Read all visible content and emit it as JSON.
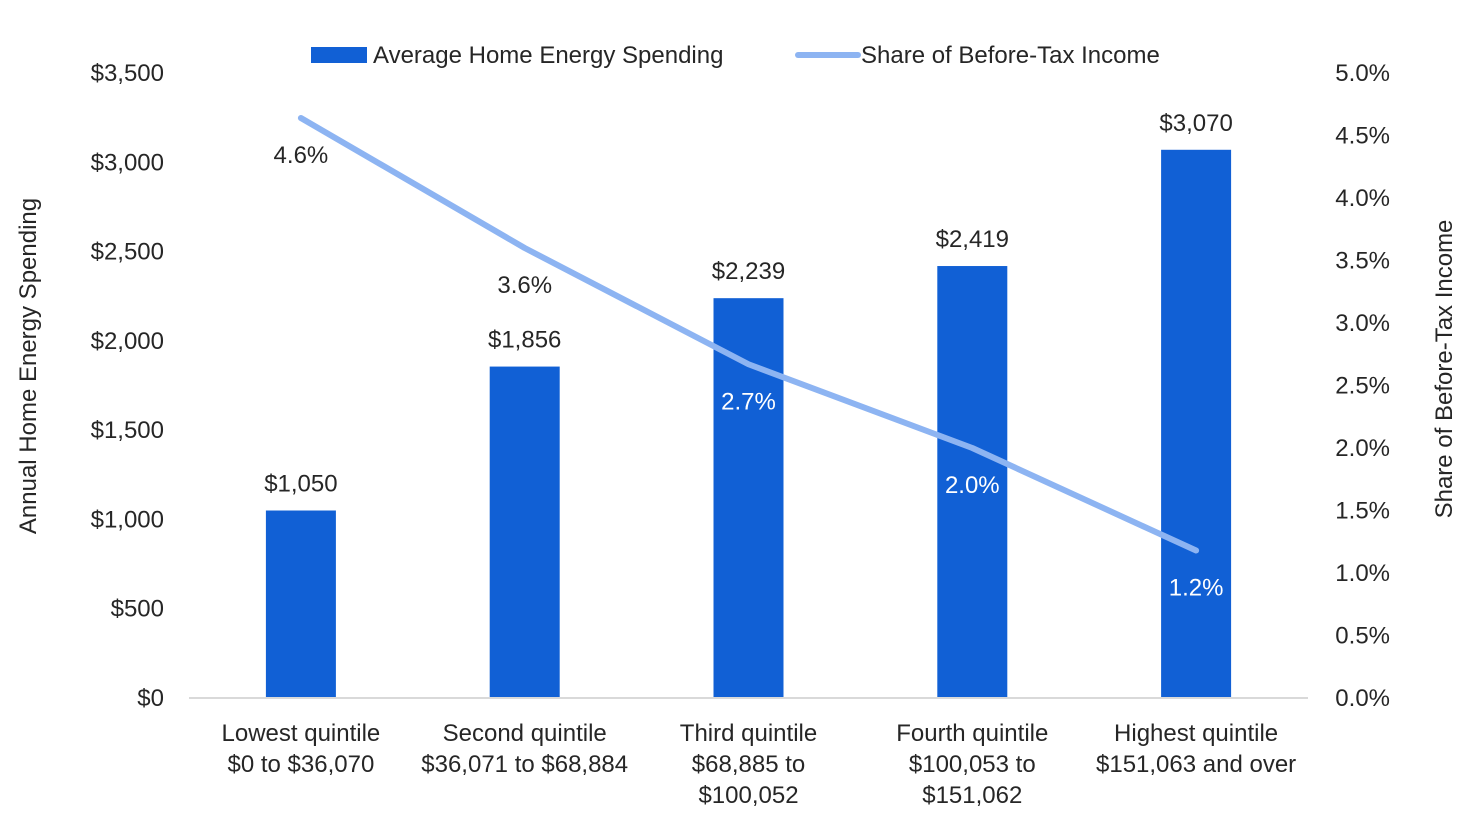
{
  "chart_data": {
    "type": "bar",
    "categories": [
      [
        "Lowest quintile",
        "$0 to $36,070"
      ],
      [
        "Second quintile",
        "$36,071 to $68,884"
      ],
      [
        "Third quintile",
        "$68,885 to",
        "$100,052"
      ],
      [
        "Fourth quintile",
        "$100,053 to",
        "$151,062"
      ],
      [
        "Highest quintile",
        "$151,063 and over"
      ]
    ],
    "series": [
      {
        "name": "Average Home Energy Spending",
        "type": "bar",
        "axis": "left",
        "color": "#1160D5",
        "values": [
          1050,
          1856,
          2239,
          2419,
          3070
        ],
        "labels": [
          "$1,050",
          "$1,856",
          "$2,239",
          "$2,419",
          "$3,070"
        ]
      },
      {
        "name": "Share of Before-Tax Income",
        "type": "line",
        "axis": "right",
        "color": "#8DB4F2",
        "values": [
          4.64,
          3.6,
          2.67,
          2.0,
          1.18
        ],
        "labels": [
          "4.6%",
          "3.6%",
          "2.7%",
          "2.0%",
          "1.2%"
        ]
      }
    ],
    "ylabel": "Annual Home Energy Spending",
    "y2label": "Share of Before-Tax Income",
    "ylim": [
      0,
      3500
    ],
    "y2lim": [
      0,
      5.0
    ],
    "yticks": [
      "$0",
      "$500",
      "$1,000",
      "$1,500",
      "$2,000",
      "$2,500",
      "$3,000",
      "$3,500"
    ],
    "y2ticks": [
      "0.0%",
      "0.5%",
      "1.0%",
      "1.5%",
      "2.0%",
      "2.5%",
      "3.0%",
      "3.5%",
      "4.0%",
      "4.5%",
      "5.0%"
    ],
    "grid": false,
    "legend": "top"
  }
}
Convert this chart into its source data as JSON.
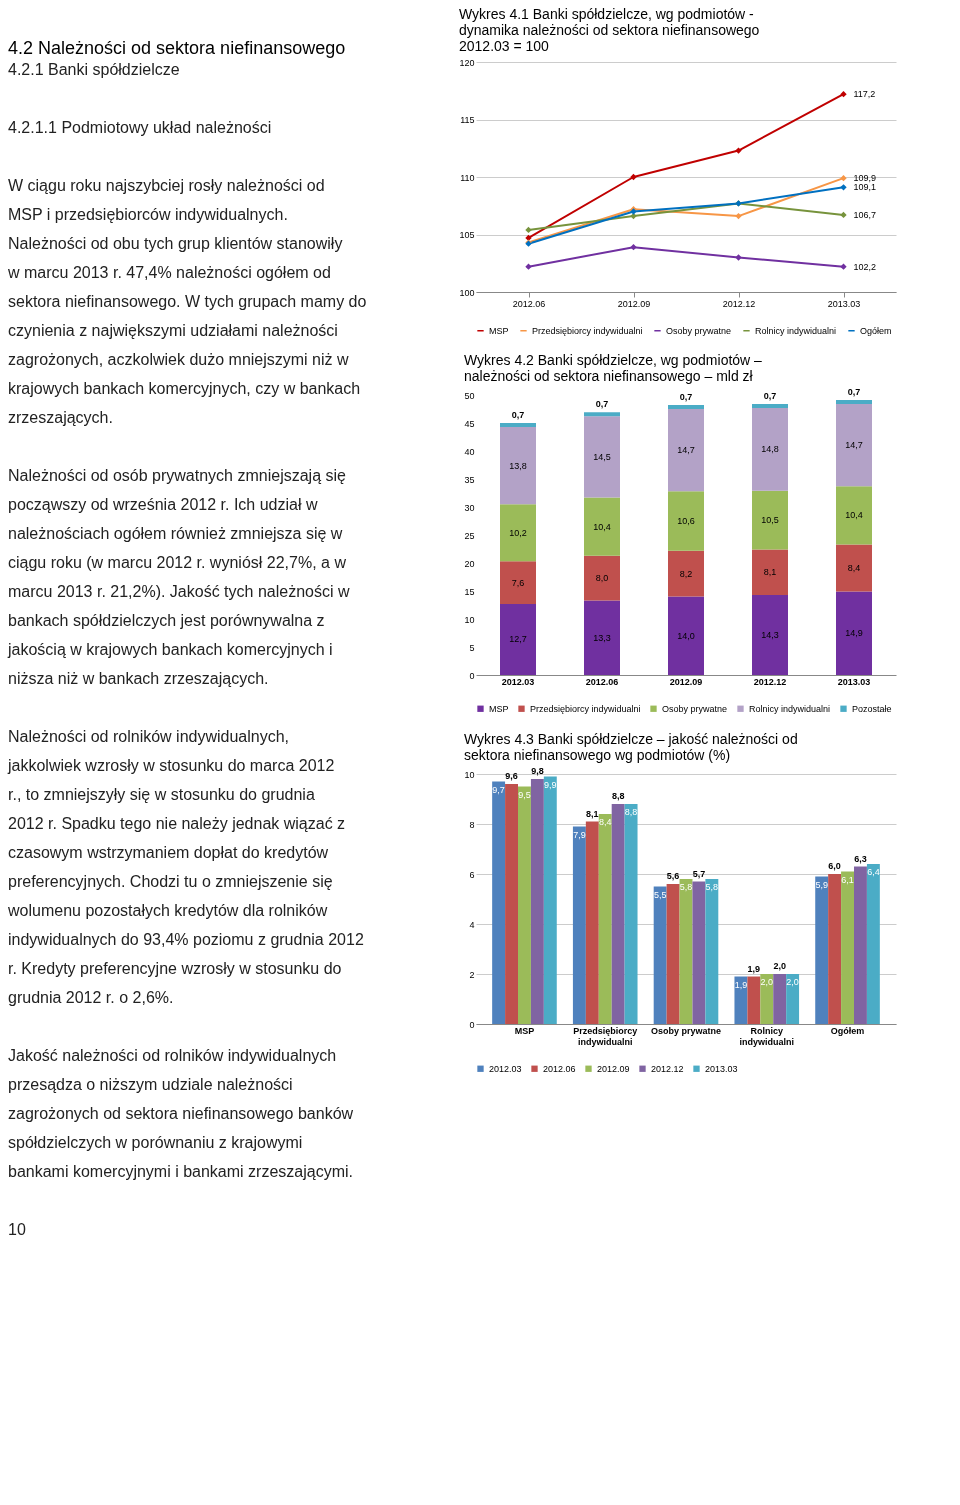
{
  "chart_data": [
    {
      "type": "other",
      "title": "4.2 Należności od sektora niefinansowego",
      "subtitle": "4.2.1 Banki spółdzielcze",
      "annotations": [
        "4.2.1.1 Podmiotowy układ należności",
        "W ciągu roku najszybciej rosły należności od MSP i przedsiębiorców indywidualnych. Należności od obu tych grup klientów stanowiły w marcu 2013 r. 47,4% należności ogółem od sektora niefinansowego. W tych grupach mamy do czynienia z największymi udziałami należności zagrożonych, aczkolwiek dużo mniejszymi niż w krajowych bankach komercyjnych, czy w bankach zrzeszających.",
        "Należności od osób prywatnych zmniejszają się począwszy od września 2012 r. Ich udział w należnościach ogółem również zmniejsza się w ciągu roku (w marcu 2012 r. wyniósł 22,7%, a w marcu 2013 r. 21,2%). Jakość tych należności w bankach spółdzielczych jest porównywalna z jakością w krajowych bankach komercyjnych i niższa niż w bankach zrzeszających.",
        "Należności od rolników indywidualnych, jakkolwiek wzrosły w stosunku do marca 2012 r., to zmniejszyły się w stosunku do grudnia 2012 r. Spadku tego nie należy jednak wiązać z czasowym wstrzymaniem dopłat do kredytów preferencyjnych. Chodzi tu o zmniejszenie się wolumenu pozostałych kredytów dla rolników indywidualnych do 93,4% poziomu z grudnia 2012 r. Kredyty preferencyjne wzrosły w stosunku do grudnia 2012 r. o 2,6%.",
        "Jakość należności od rolników indywidualnych przesądza o niższym udziale należności zagrożonych od sektora niefinansowego banków spółdzielczych w porównaniu z krajowymi bankami komercyjnymi i bankami zrzeszającymi.",
        "10"
      ]
    },
    {
      "type": "line",
      "title": "Wykres 4.1 Banki spółdzielcze, wg podmiotów - dynamika należności od sektora niefinansowego 2012.03 = 100",
      "categories": [
        "2012.06",
        "2012.09",
        "2012.12",
        "2013.03"
      ],
      "series": [
        {
          "name": "MSP",
          "color": "#c00000",
          "values": [
            104.7,
            110.0,
            112.3,
            117.2
          ],
          "value_labels": [
            null,
            null,
            null,
            "117,2"
          ]
        },
        {
          "name": "Przedsiębiorcy indywidualni",
          "color": "#f79646",
          "values": [
            104.3,
            107.2,
            106.6,
            109.9
          ],
          "value_labels": [
            null,
            null,
            null,
            "109,9"
          ]
        },
        {
          "name": "Osoby prywatne",
          "color": "#7030a0",
          "values": [
            102.2,
            103.9,
            103.0,
            102.2
          ],
          "value_labels": [
            null,
            null,
            null,
            "102,2"
          ]
        },
        {
          "name": "Rolnicy indywidualni",
          "color": "#77933c",
          "values": [
            105.4,
            106.6,
            107.7,
            106.7
          ],
          "value_labels": [
            null,
            null,
            null,
            "106,7"
          ]
        },
        {
          "name": "Ogółem",
          "color": "#0070c0",
          "values": [
            104.2,
            107.0,
            107.7,
            109.1
          ],
          "value_labels": [
            null,
            null,
            null,
            "109,1"
          ]
        }
      ],
      "ylim": [
        100,
        120
      ],
      "yticks": [
        100,
        105,
        110,
        115,
        120
      ],
      "grid": "y",
      "legend": "bottom",
      "marker": "diamond",
      "line_style": "solid"
    },
    {
      "type": "bar",
      "stacked": true,
      "title": "Wykres 4.2 Banki spółdzielcze, wg podmiotów – należności od sektora niefinansowego – mld zł",
      "categories": [
        "2012.03",
        "2012.06",
        "2012.09",
        "2012.12",
        "2013.03"
      ],
      "series": [
        {
          "name": "MSP",
          "color": "#7030a0",
          "values": [
            12.7,
            13.3,
            14.0,
            14.3,
            14.9
          ],
          "value_labels": [
            "12,7",
            "13,3",
            "14,0",
            "14,3",
            "14,9"
          ]
        },
        {
          "name": "Przedsiębiorcy indywidualni",
          "color": "#c0504d",
          "values": [
            7.6,
            8.0,
            8.2,
            8.1,
            8.4
          ],
          "value_labels": [
            "7,6",
            "8,0",
            "8,2",
            "8,1",
            "8,4"
          ]
        },
        {
          "name": "Osoby prywatne",
          "color": "#9bbb59",
          "values": [
            10.2,
            10.4,
            10.6,
            10.5,
            10.4
          ],
          "value_labels": [
            "10,2",
            "10,4",
            "10,6",
            "10,5",
            "10,4"
          ]
        },
        {
          "name": "Rolnicy indywidualni",
          "color": "#b3a2c7",
          "values": [
            13.8,
            14.5,
            14.7,
            14.8,
            14.7
          ],
          "value_labels": [
            "13,8",
            "14,5",
            "14,7",
            "14,8",
            "14,7"
          ]
        },
        {
          "name": "Pozostałe",
          "color": "#4bacc6",
          "values": [
            0.7,
            0.7,
            0.7,
            0.7,
            0.7
          ],
          "value_labels": [
            "0,7",
            "0,7",
            "0,7",
            "0,7",
            "0,7"
          ]
        }
      ],
      "ylim": [
        0,
        50
      ],
      "yticks": [
        0,
        5,
        10,
        15,
        20,
        25,
        30,
        35,
        40,
        45,
        50
      ],
      "legend": "bottom"
    },
    {
      "type": "bar",
      "title": "Wykres 4.3 Banki spółdzielcze – jakość należności od sektora niefinansowego wg podmiotów (%)",
      "categories": [
        "MSP",
        "Przedsiębiorcy indywidualni",
        "Osoby prywatne",
        "Rolnicy indywidualni",
        "Ogółem"
      ],
      "series": [
        {
          "name": "2012.03",
          "color": "#4f81bd",
          "values": [
            9.7,
            7.9,
            5.5,
            1.9,
            5.9
          ],
          "value_labels": [
            "9,7",
            "7,9",
            "5,5",
            "1,9",
            "5,9"
          ]
        },
        {
          "name": "2012.06",
          "color": "#c0504d",
          "values": [
            9.6,
            8.1,
            5.6,
            1.9,
            6.0
          ],
          "value_labels": [
            "9,6",
            "8,1",
            "5,6",
            "1,9",
            "6,0"
          ]
        },
        {
          "name": "2012.09",
          "color": "#9bbb59",
          "values": [
            9.5,
            8.4,
            5.8,
            2.0,
            6.1
          ],
          "value_labels": [
            "9,5",
            "8,4",
            "5,8",
            "2,0",
            "6,1"
          ]
        },
        {
          "name": "2012.12",
          "color": "#8064a2",
          "values": [
            9.8,
            8.8,
            5.7,
            2.0,
            6.3
          ],
          "value_labels": [
            "9,8",
            "8,8",
            "5,7",
            "2,0",
            "6,3"
          ]
        },
        {
          "name": "2013.03",
          "color": "#4bacc6",
          "values": [
            9.9,
            8.8,
            5.8,
            2.0,
            6.4
          ],
          "value_labels": [
            "9,9",
            "8,8",
            "5,8",
            "2,0",
            "6,4"
          ]
        }
      ],
      "ylim": [
        0,
        10
      ],
      "yticks": [
        0,
        2,
        4,
        6,
        8,
        10
      ],
      "grid": "y",
      "legend": "bottom"
    }
  ]
}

PROBLEM DESCRIPTION - Copy out every line where the word "Before" occurs.

RESPONSE TO THE EXERCISE -
        "name": "Share of Before-Tax Income",
    "y2label": "Share of Before-Tax Income",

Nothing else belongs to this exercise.